Provided records.
──────
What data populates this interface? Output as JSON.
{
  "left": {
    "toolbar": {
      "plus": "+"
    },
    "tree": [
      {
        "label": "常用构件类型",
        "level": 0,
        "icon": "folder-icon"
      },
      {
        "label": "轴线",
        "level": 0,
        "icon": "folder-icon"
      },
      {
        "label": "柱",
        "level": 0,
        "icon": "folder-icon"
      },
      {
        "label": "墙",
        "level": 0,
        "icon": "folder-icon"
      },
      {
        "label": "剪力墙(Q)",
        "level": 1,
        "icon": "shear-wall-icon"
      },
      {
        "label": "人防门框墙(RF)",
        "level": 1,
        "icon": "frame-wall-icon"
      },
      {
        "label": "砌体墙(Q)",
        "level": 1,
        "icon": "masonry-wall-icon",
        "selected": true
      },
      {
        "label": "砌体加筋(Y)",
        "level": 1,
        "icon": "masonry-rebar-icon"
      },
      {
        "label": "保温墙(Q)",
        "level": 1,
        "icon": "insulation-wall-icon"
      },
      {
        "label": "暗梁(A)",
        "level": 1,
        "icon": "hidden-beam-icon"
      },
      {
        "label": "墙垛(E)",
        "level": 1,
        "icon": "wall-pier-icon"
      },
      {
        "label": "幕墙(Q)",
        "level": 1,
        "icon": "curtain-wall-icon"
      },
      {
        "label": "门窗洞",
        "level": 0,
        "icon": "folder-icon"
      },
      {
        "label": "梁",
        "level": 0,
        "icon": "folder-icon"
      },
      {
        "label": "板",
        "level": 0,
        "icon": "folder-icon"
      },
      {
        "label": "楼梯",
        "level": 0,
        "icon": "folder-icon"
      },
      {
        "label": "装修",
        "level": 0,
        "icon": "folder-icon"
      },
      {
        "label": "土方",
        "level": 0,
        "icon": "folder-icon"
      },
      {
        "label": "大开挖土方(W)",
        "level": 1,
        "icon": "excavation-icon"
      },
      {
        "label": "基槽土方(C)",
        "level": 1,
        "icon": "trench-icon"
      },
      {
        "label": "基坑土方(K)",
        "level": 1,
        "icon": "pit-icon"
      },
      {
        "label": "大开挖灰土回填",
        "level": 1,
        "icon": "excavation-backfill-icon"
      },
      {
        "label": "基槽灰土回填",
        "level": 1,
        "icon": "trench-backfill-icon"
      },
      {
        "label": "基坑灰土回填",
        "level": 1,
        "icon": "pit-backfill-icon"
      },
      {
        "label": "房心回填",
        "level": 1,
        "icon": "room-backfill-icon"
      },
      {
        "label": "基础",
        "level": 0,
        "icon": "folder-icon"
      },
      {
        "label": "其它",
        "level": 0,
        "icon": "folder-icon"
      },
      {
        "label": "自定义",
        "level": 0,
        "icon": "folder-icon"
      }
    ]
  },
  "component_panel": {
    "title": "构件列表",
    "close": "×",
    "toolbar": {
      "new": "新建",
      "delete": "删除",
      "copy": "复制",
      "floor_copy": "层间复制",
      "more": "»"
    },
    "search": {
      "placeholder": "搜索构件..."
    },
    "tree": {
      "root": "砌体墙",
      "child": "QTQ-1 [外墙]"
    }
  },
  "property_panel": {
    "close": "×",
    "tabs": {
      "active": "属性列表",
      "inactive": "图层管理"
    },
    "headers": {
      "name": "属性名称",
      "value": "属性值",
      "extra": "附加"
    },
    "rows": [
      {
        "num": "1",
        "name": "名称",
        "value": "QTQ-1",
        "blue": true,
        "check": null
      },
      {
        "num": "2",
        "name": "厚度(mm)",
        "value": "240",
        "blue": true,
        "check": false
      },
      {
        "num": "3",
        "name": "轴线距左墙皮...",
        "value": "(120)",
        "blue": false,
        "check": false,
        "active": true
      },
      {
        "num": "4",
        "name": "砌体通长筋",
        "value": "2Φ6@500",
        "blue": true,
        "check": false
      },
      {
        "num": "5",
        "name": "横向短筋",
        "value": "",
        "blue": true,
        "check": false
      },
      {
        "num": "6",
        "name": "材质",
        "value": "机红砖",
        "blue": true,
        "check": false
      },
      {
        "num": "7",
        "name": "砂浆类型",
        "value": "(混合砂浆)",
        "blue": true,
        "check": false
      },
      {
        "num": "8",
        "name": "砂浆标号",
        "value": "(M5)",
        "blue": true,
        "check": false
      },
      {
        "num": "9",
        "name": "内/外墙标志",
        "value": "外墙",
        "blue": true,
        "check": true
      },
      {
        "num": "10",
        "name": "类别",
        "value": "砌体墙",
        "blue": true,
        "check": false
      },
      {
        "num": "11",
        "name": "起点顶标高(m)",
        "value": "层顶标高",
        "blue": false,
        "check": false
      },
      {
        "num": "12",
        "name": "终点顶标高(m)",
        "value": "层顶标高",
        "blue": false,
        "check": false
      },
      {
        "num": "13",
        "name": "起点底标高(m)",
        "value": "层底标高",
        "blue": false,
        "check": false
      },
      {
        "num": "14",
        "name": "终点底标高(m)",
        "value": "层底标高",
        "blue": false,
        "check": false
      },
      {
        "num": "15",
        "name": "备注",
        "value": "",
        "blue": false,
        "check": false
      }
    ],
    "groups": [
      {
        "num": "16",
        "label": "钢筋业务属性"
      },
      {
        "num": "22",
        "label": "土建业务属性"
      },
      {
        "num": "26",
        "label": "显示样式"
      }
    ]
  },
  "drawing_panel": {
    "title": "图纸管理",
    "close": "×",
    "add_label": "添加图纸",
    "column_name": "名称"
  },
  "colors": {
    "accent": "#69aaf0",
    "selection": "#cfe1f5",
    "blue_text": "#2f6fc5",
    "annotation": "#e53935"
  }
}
──────
Request.
Output the full listing without altering anything.

Expected answer.
What data populates this interface? Output as JSON.
{
  "left": {
    "toolbar": {
      "plus": "+"
    },
    "tree": [
      {
        "label": "常用构件类型",
        "level": 0,
        "icon": "folder-icon"
      },
      {
        "label": "轴线",
        "level": 0,
        "icon": "folder-icon"
      },
      {
        "label": "柱",
        "level": 0,
        "icon": "folder-icon"
      },
      {
        "label": "墙",
        "level": 0,
        "icon": "folder-icon"
      },
      {
        "label": "剪力墙(Q)",
        "level": 1,
        "icon": "shear-wall-icon"
      },
      {
        "label": "人防门框墙(RF)",
        "level": 1,
        "icon": "frame-wall-icon"
      },
      {
        "label": "砌体墙(Q)",
        "level": 1,
        "icon": "masonry-wall-icon",
        "selected": true
      },
      {
        "label": "砌体加筋(Y)",
        "level": 1,
        "icon": "masonry-rebar-icon"
      },
      {
        "label": "保温墙(Q)",
        "level": 1,
        "icon": "insulation-wall-icon"
      },
      {
        "label": "暗梁(A)",
        "level": 1,
        "icon": "hidden-beam-icon"
      },
      {
        "label": "墙垛(E)",
        "level": 1,
        "icon": "wall-pier-icon"
      },
      {
        "label": "幕墙(Q)",
        "level": 1,
        "icon": "curtain-wall-icon"
      },
      {
        "label": "门窗洞",
        "level": 0,
        "icon": "folder-icon"
      },
      {
        "label": "梁",
        "level": 0,
        "icon": "folder-icon"
      },
      {
        "label": "板",
        "level": 0,
        "icon": "folder-icon"
      },
      {
        "label": "楼梯",
        "level": 0,
        "icon": "folder-icon"
      },
      {
        "label": "装修",
        "level": 0,
        "icon": "folder-icon"
      },
      {
        "label": "土方",
        "level": 0,
        "icon": "folder-icon"
      },
      {
        "label": "大开挖土方(W)",
        "level": 1,
        "icon": "excavation-icon"
      },
      {
        "label": "基槽土方(C)",
        "level": 1,
        "icon": "trench-icon"
      },
      {
        "label": "基坑土方(K)",
        "level": 1,
        "icon": "pit-icon"
      },
      {
        "label": "大开挖灰土回填",
        "level": 1,
        "icon": "excavation-backfill-icon"
      },
      {
        "label": "基槽灰土回填",
        "level": 1,
        "icon": "trench-backfill-icon"
      },
      {
        "label": "基坑灰土回填",
        "level": 1,
        "icon": "pit-backfill-icon"
      },
      {
        "label": "房心回填",
        "level": 1,
        "icon": "room-backfill-icon"
      },
      {
        "label": "基础",
        "level": 0,
        "icon": "folder-icon"
      },
      {
        "label": "其它",
        "level": 0,
        "icon": "folder-icon"
      },
      {
        "label": "自定义",
        "level": 0,
        "icon": "folder-icon"
      }
    ]
  },
  "component_panel": {
    "title": "构件列表",
    "close": "×",
    "toolbar": {
      "new": "新建",
      "delete": "删除",
      "copy": "复制",
      "floor_copy": "层间复制",
      "more": "»"
    },
    "search": {
      "placeholder": "搜索构件..."
    },
    "tree": {
      "root": "砌体墙",
      "child": "QTQ-1 [外墙]"
    }
  },
  "property_panel": {
    "close": "×",
    "tabs": {
      "active": "属性列表",
      "inactive": "图层管理"
    },
    "headers": {
      "name": "属性名称",
      "value": "属性值",
      "extra": "附加"
    },
    "rows": [
      {
        "num": "1",
        "name": "名称",
        "value": "QTQ-1",
        "blue": true,
        "check": null
      },
      {
        "num": "2",
        "name": "厚度(mm)",
        "value": "240",
        "blue": true,
        "check": false
      },
      {
        "num": "3",
        "name": "轴线距左墙皮...",
        "value": "(120)",
        "blue": false,
        "check": false,
        "active": true
      },
      {
        "num": "4",
        "name": "砌体通长筋",
        "value": "2Φ6@500",
        "blue": true,
        "check": false
      },
      {
        "num": "5",
        "name": "横向短筋",
        "value": "",
        "blue": true,
        "check": false
      },
      {
        "num": "6",
        "name": "材质",
        "value": "机红砖",
        "blue": true,
        "check": false
      },
      {
        "num": "7",
        "name": "砂浆类型",
        "value": "(混合砂浆)",
        "blue": true,
        "check": false
      },
      {
        "num": "8",
        "name": "砂浆标号",
        "value": "(M5)",
        "blue": true,
        "check": false
      },
      {
        "num": "9",
        "name": "内/外墙标志",
        "value": "外墙",
        "blue": true,
        "check": true
      },
      {
        "num": "10",
        "name": "类别",
        "value": "砌体墙",
        "blue": true,
        "check": false
      },
      {
        "num": "11",
        "name": "起点顶标高(m)",
        "value": "层顶标高",
        "blue": false,
        "check": false
      },
      {
        "num": "12",
        "name": "终点顶标高(m)",
        "value": "层顶标高",
        "blue": false,
        "check": false
      },
      {
        "num": "13",
        "name": "起点底标高(m)",
        "value": "层底标高",
        "blue": false,
        "check": false
      },
      {
        "num": "14",
        "name": "终点底标高(m)",
        "value": "层底标高",
        "blue": false,
        "check": false
      },
      {
        "num": "15",
        "name": "备注",
        "value": "",
        "blue": false,
        "check": false
      }
    ],
    "groups": [
      {
        "num": "16",
        "label": "钢筋业务属性"
      },
      {
        "num": "22",
        "label": "土建业务属性"
      },
      {
        "num": "26",
        "label": "显示样式"
      }
    ]
  },
  "drawing_panel": {
    "title": "图纸管理",
    "close": "×",
    "add_label": "添加图纸",
    "column_name": "名称"
  },
  "colors": {
    "accent": "#69aaf0",
    "selection": "#cfe1f5",
    "blue_text": "#2f6fc5",
    "annotation": "#e53935"
  }
}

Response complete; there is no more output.